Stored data
—————

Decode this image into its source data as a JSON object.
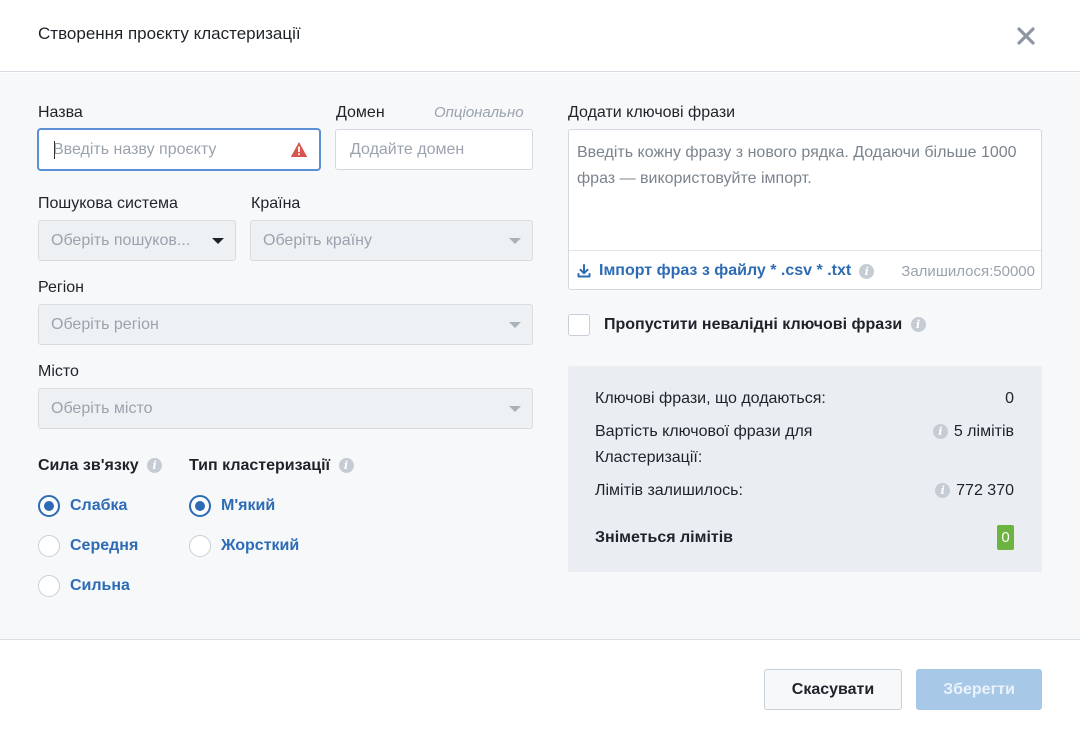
{
  "dialog": {
    "title": "Створення проєкту кластеризації"
  },
  "form": {
    "name": {
      "label": "Назва",
      "placeholder": "Введіть назву проєкту"
    },
    "domain": {
      "label": "Домен",
      "optional": "Опціонально",
      "placeholder": "Додайте домен"
    },
    "search_engine": {
      "label": "Пошукова система",
      "value": "Оберіть пошуков..."
    },
    "country": {
      "label": "Країна",
      "value": "Оберіть країну"
    },
    "region": {
      "label": "Регіон",
      "value": "Оберіть регіон"
    },
    "city": {
      "label": "Місто",
      "value": "Оберіть місто"
    },
    "link_strength": {
      "label": "Сила зв'язку",
      "options": [
        {
          "label": "Слабка",
          "checked": true
        },
        {
          "label": "Середня",
          "checked": false
        },
        {
          "label": "Сильна",
          "checked": false
        }
      ]
    },
    "clustering_type": {
      "label": "Тип кластеризації",
      "options": [
        {
          "label": "М'який",
          "checked": true
        },
        {
          "label": "Жорсткий",
          "checked": false
        }
      ]
    }
  },
  "keywords": {
    "label": "Додати ключові фрази",
    "placeholder": "Введіть кожну фразу з нового рядка. Додаючи більше 1000 фраз — використовуйте імпорт.",
    "import_label": "Імпорт фраз з файлу * .csv * .txt",
    "remaining": "Залишилося:50000",
    "skip_invalid": "Пропустити невалідні ключові фрази"
  },
  "summary": {
    "added_label": "Ключові фрази, що додаються:",
    "added_value": "0",
    "cost_label_1": "Вартість ключової фрази для",
    "cost_label_2": "Кластеризації:",
    "cost_value": "5 лімітів",
    "limits_left_label": "Лімітів залишилось:",
    "limits_left_value": "772 370",
    "deduct_label": "Зніметься лімітів",
    "deduct_value": "0"
  },
  "footer": {
    "cancel_label": "Скасувати",
    "save_label": "Зберегти"
  },
  "colors": {
    "accent": "#2d6cb5",
    "badge_green": "#6db33f",
    "warning_red": "#d9534f"
  },
  "icons": [
    "close-icon",
    "warning-icon",
    "download-icon",
    "info-icon",
    "chevron-down-icon"
  ]
}
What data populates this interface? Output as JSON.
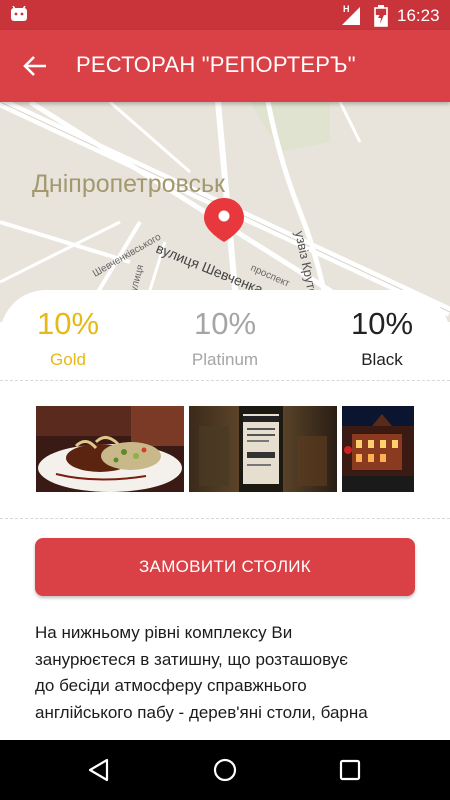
{
  "status_bar": {
    "time": "16:23",
    "network_label": "H",
    "icons": [
      "android-icon",
      "signal-icon",
      "battery-icon"
    ]
  },
  "app_bar": {
    "title": "РЕСТОРАН \"РЕПОРТЕРЪ\"",
    "back_icon": "arrow-back-icon"
  },
  "map": {
    "city_label": "Дніпропетровськ",
    "street_labels": [
      "узвіз Крутогірний",
      "вулиця Шевченка",
      "проспект",
      "Шевченківського",
      "вулиця"
    ],
    "marker_icon": "map-pin-icon",
    "marker_color": "#e8383d"
  },
  "tiers": [
    {
      "percent": "10%",
      "label": "Gold",
      "color": "#e6b918"
    },
    {
      "percent": "10%",
      "label": "Platinum",
      "color": "#a5a5a5"
    },
    {
      "percent": "10%",
      "label": "Black",
      "color": "#222222"
    }
  ],
  "gallery": {
    "photos": [
      "dish-photo",
      "bottle-photo",
      "building-photo"
    ]
  },
  "booking": {
    "button_label": "ЗАМОВИТИ СТОЛИК"
  },
  "description": {
    "lines": [
      "На нижньому рівні комплексу Ви",
      "занурюєтеся в затишну, що розташовує",
      "до бесіди атмосферу справжнього",
      "англійського пабу - дерев'яні столи, барна"
    ]
  },
  "colors": {
    "primary": "#d94147",
    "status_bar": "#c9343b",
    "gold": "#e6b918",
    "platinum": "#a5a5a5"
  },
  "nav_bar": {
    "icons": [
      "nav-back-icon",
      "nav-home-icon",
      "nav-recents-icon"
    ]
  }
}
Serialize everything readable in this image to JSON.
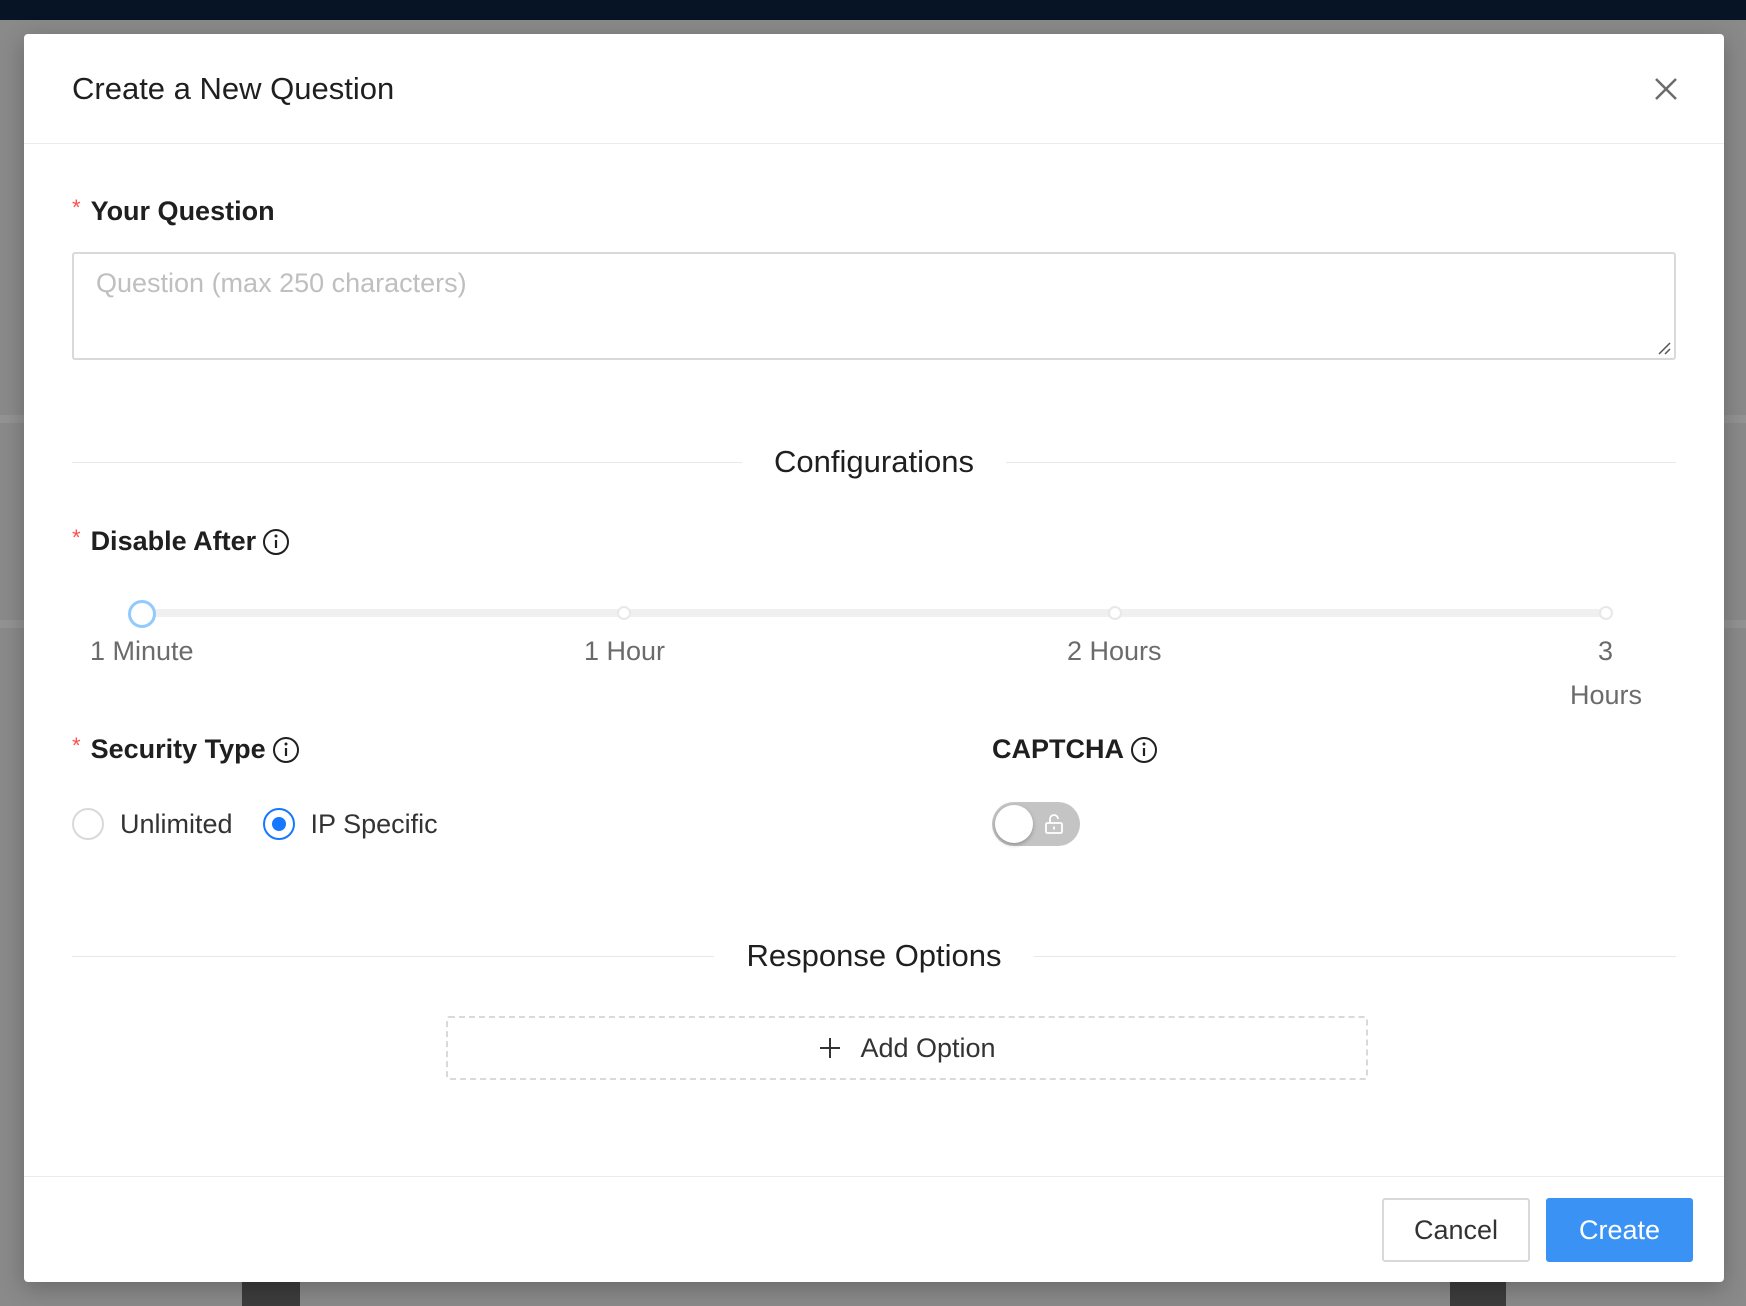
{
  "modal": {
    "title": "Create a New Question"
  },
  "question": {
    "label": "Your Question",
    "placeholder": "Question (max 250 characters)",
    "value": ""
  },
  "configurations": {
    "heading": "Configurations",
    "disable_after": {
      "label": "Disable After",
      "marks": [
        "1 Minute",
        "1 Hour",
        "2 Hours",
        "3",
        "Hours"
      ],
      "selected": "1 Minute"
    },
    "security_type": {
      "label": "Security Type",
      "options": [
        "Unlimited",
        "IP Specific"
      ],
      "selected": "IP Specific"
    },
    "captcha": {
      "label": "CAPTCHA",
      "enabled": false
    }
  },
  "response_options": {
    "heading": "Response Options",
    "add_option_label": "Add Option"
  },
  "footer": {
    "cancel_label": "Cancel",
    "create_label": "Create"
  },
  "colors": {
    "primary": "#3b92f5",
    "required": "#ff4d4f",
    "slider_handle": "#91caff"
  }
}
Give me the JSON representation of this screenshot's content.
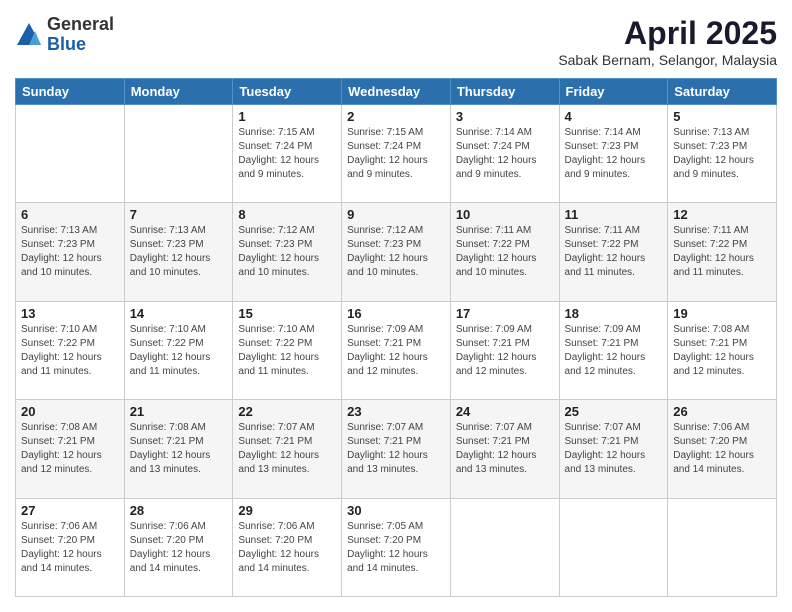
{
  "logo": {
    "general": "General",
    "blue": "Blue"
  },
  "header": {
    "title": "April 2025",
    "subtitle": "Sabak Bernam, Selangor, Malaysia"
  },
  "days_of_week": [
    "Sunday",
    "Monday",
    "Tuesday",
    "Wednesday",
    "Thursday",
    "Friday",
    "Saturday"
  ],
  "weeks": [
    [
      {
        "day": "",
        "info": ""
      },
      {
        "day": "",
        "info": ""
      },
      {
        "day": "1",
        "info": "Sunrise: 7:15 AM\nSunset: 7:24 PM\nDaylight: 12 hours and 9 minutes."
      },
      {
        "day": "2",
        "info": "Sunrise: 7:15 AM\nSunset: 7:24 PM\nDaylight: 12 hours and 9 minutes."
      },
      {
        "day": "3",
        "info": "Sunrise: 7:14 AM\nSunset: 7:24 PM\nDaylight: 12 hours and 9 minutes."
      },
      {
        "day": "4",
        "info": "Sunrise: 7:14 AM\nSunset: 7:23 PM\nDaylight: 12 hours and 9 minutes."
      },
      {
        "day": "5",
        "info": "Sunrise: 7:13 AM\nSunset: 7:23 PM\nDaylight: 12 hours and 9 minutes."
      }
    ],
    [
      {
        "day": "6",
        "info": "Sunrise: 7:13 AM\nSunset: 7:23 PM\nDaylight: 12 hours and 10 minutes."
      },
      {
        "day": "7",
        "info": "Sunrise: 7:13 AM\nSunset: 7:23 PM\nDaylight: 12 hours and 10 minutes."
      },
      {
        "day": "8",
        "info": "Sunrise: 7:12 AM\nSunset: 7:23 PM\nDaylight: 12 hours and 10 minutes."
      },
      {
        "day": "9",
        "info": "Sunrise: 7:12 AM\nSunset: 7:23 PM\nDaylight: 12 hours and 10 minutes."
      },
      {
        "day": "10",
        "info": "Sunrise: 7:11 AM\nSunset: 7:22 PM\nDaylight: 12 hours and 10 minutes."
      },
      {
        "day": "11",
        "info": "Sunrise: 7:11 AM\nSunset: 7:22 PM\nDaylight: 12 hours and 11 minutes."
      },
      {
        "day": "12",
        "info": "Sunrise: 7:11 AM\nSunset: 7:22 PM\nDaylight: 12 hours and 11 minutes."
      }
    ],
    [
      {
        "day": "13",
        "info": "Sunrise: 7:10 AM\nSunset: 7:22 PM\nDaylight: 12 hours and 11 minutes."
      },
      {
        "day": "14",
        "info": "Sunrise: 7:10 AM\nSunset: 7:22 PM\nDaylight: 12 hours and 11 minutes."
      },
      {
        "day": "15",
        "info": "Sunrise: 7:10 AM\nSunset: 7:22 PM\nDaylight: 12 hours and 11 minutes."
      },
      {
        "day": "16",
        "info": "Sunrise: 7:09 AM\nSunset: 7:21 PM\nDaylight: 12 hours and 12 minutes."
      },
      {
        "day": "17",
        "info": "Sunrise: 7:09 AM\nSunset: 7:21 PM\nDaylight: 12 hours and 12 minutes."
      },
      {
        "day": "18",
        "info": "Sunrise: 7:09 AM\nSunset: 7:21 PM\nDaylight: 12 hours and 12 minutes."
      },
      {
        "day": "19",
        "info": "Sunrise: 7:08 AM\nSunset: 7:21 PM\nDaylight: 12 hours and 12 minutes."
      }
    ],
    [
      {
        "day": "20",
        "info": "Sunrise: 7:08 AM\nSunset: 7:21 PM\nDaylight: 12 hours and 12 minutes."
      },
      {
        "day": "21",
        "info": "Sunrise: 7:08 AM\nSunset: 7:21 PM\nDaylight: 12 hours and 13 minutes."
      },
      {
        "day": "22",
        "info": "Sunrise: 7:07 AM\nSunset: 7:21 PM\nDaylight: 12 hours and 13 minutes."
      },
      {
        "day": "23",
        "info": "Sunrise: 7:07 AM\nSunset: 7:21 PM\nDaylight: 12 hours and 13 minutes."
      },
      {
        "day": "24",
        "info": "Sunrise: 7:07 AM\nSunset: 7:21 PM\nDaylight: 12 hours and 13 minutes."
      },
      {
        "day": "25",
        "info": "Sunrise: 7:07 AM\nSunset: 7:21 PM\nDaylight: 12 hours and 13 minutes."
      },
      {
        "day": "26",
        "info": "Sunrise: 7:06 AM\nSunset: 7:20 PM\nDaylight: 12 hours and 14 minutes."
      }
    ],
    [
      {
        "day": "27",
        "info": "Sunrise: 7:06 AM\nSunset: 7:20 PM\nDaylight: 12 hours and 14 minutes."
      },
      {
        "day": "28",
        "info": "Sunrise: 7:06 AM\nSunset: 7:20 PM\nDaylight: 12 hours and 14 minutes."
      },
      {
        "day": "29",
        "info": "Sunrise: 7:06 AM\nSunset: 7:20 PM\nDaylight: 12 hours and 14 minutes."
      },
      {
        "day": "30",
        "info": "Sunrise: 7:05 AM\nSunset: 7:20 PM\nDaylight: 12 hours and 14 minutes."
      },
      {
        "day": "",
        "info": ""
      },
      {
        "day": "",
        "info": ""
      },
      {
        "day": "",
        "info": ""
      }
    ]
  ]
}
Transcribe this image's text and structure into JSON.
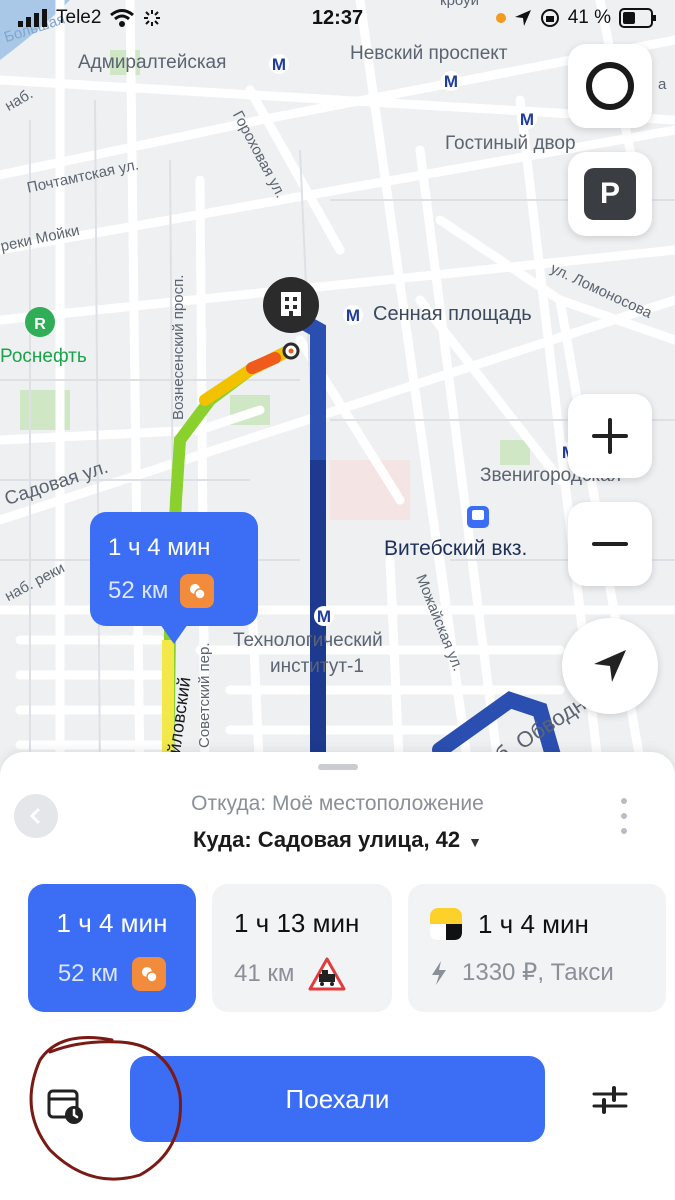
{
  "status_bar": {
    "carrier": "Tele2",
    "time": "12:37",
    "battery": "41 %"
  },
  "map": {
    "labels": {
      "admiralteyskaya": "Адмиралтейская",
      "nevsky": "Невский проспект",
      "gostiny": "Гостиный двор",
      "pochtamtskaya": "Почтамтская ул.",
      "reki_moyki": "реки Мойки",
      "gorokhovaya": "Гороховая ул.",
      "voznesensky": "Вознесенский просп.",
      "sennaya": "Сенная площадь",
      "lomonosova": "ул. Ломоносова",
      "rosneft": "Роснефть",
      "sadovaya": "Садовая ул.",
      "zvenigorodskaya": "Звенигородская",
      "vitebsky": "Витебский вкз.",
      "naberezhnaya": "наб. реки",
      "tekhnolog_1": "Технологический",
      "tekhnolog_2": "институт-1",
      "mozhayskaya": "Можайская ул.",
      "sovetsky": "Советский пер.",
      "izmaylovsky": "йловский",
      "obvodny": "наб. Обводного",
      "top_cut": "кроуи",
      "boot_cut": "Большая",
      "nab_cut": "наб.",
      "a_cut": "а"
    },
    "buttons": {
      "parking": "P"
    },
    "bubble": {
      "time": "1 ч 4 мин",
      "distance": "52 км"
    }
  },
  "sheet": {
    "from": "Откуда: Моё местоположение",
    "to": "Куда: Садовая улица, 42",
    "options": [
      {
        "time": "1 ч 4 мин",
        "detail": "52 км",
        "icon": "toll-road-icon"
      },
      {
        "time": "1 ч 13 мин",
        "detail": "41 км",
        "icon": "railway-crossing-icon"
      },
      {
        "time": "1 ч 4 мин",
        "detail": "1330 ₽, Такси",
        "icon": "taxi-icon"
      }
    ],
    "go_label": "Поехали"
  },
  "colors": {
    "accent": "#3b6ef5",
    "route_dark": "#2a4fb0",
    "annotation": "#7a1a14"
  }
}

—————

> **Stated exercise**:
Scan the material and collect every line that contains "back".

> **Written answer**:
    "back_icon": "arrow-back-icon"
      "nav-back-icon",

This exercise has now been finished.